- Aim of the task: For the listing below, give the count of lines containing "name", and no other text.

= = = = = = =

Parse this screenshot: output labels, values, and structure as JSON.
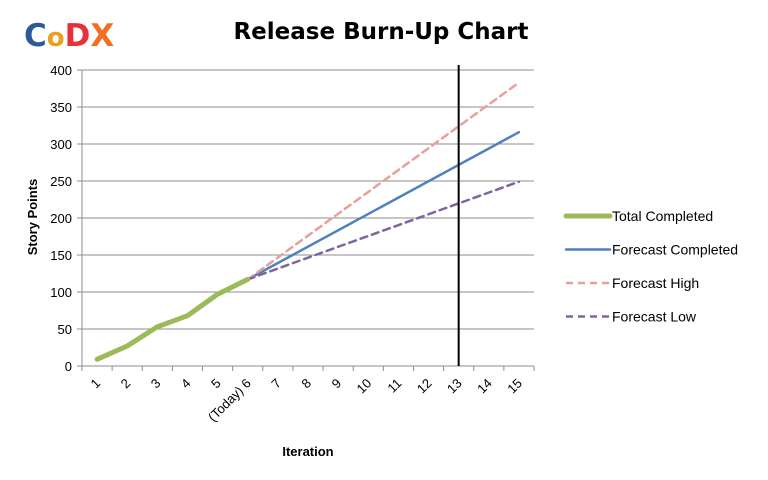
{
  "logo": {
    "text": "CoDX",
    "letters": [
      {
        "ch": "C",
        "color": "#2A5A9A"
      },
      {
        "ch": "o",
        "color": "#E8A020"
      },
      {
        "ch": "D",
        "color": "#E8303A"
      },
      {
        "ch": "X",
        "color": "#F07020"
      }
    ]
  },
  "chart_data": {
    "type": "line",
    "title": "Release Burn-Up Chart",
    "xlabel": "Iteration",
    "ylabel": "Story Points",
    "categories": [
      "1",
      "2",
      "3",
      "4",
      "5",
      "(Today) 6",
      "7",
      "8",
      "9",
      "10",
      "11",
      "12",
      "13",
      "14",
      "15"
    ],
    "ylim": [
      0,
      400
    ],
    "yticks": [
      0,
      50,
      100,
      150,
      200,
      250,
      300,
      350,
      400
    ],
    "grid": "horizontal",
    "legend_position": "right",
    "marker_line_at": "13",
    "series": [
      {
        "name": "Total Completed",
        "color": "#9BBB59",
        "style": "solid-thick",
        "x": [
          1,
          2,
          3,
          4,
          5,
          6
        ],
        "values": [
          9,
          27,
          53,
          68,
          97,
          117
        ]
      },
      {
        "name": "Forecast Completed",
        "color": "#4F81BD",
        "style": "solid",
        "x": [
          6,
          15
        ],
        "values": [
          117,
          316
        ]
      },
      {
        "name": "Forecast High",
        "color": "#E6A09A",
        "style": "dashed",
        "x": [
          6,
          15
        ],
        "values": [
          117,
          383
        ]
      },
      {
        "name": "Forecast Low",
        "color": "#8064A2",
        "style": "dashed",
        "x": [
          6,
          15
        ],
        "values": [
          117,
          249
        ]
      }
    ]
  }
}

= = = = = = =

- Full solution: 4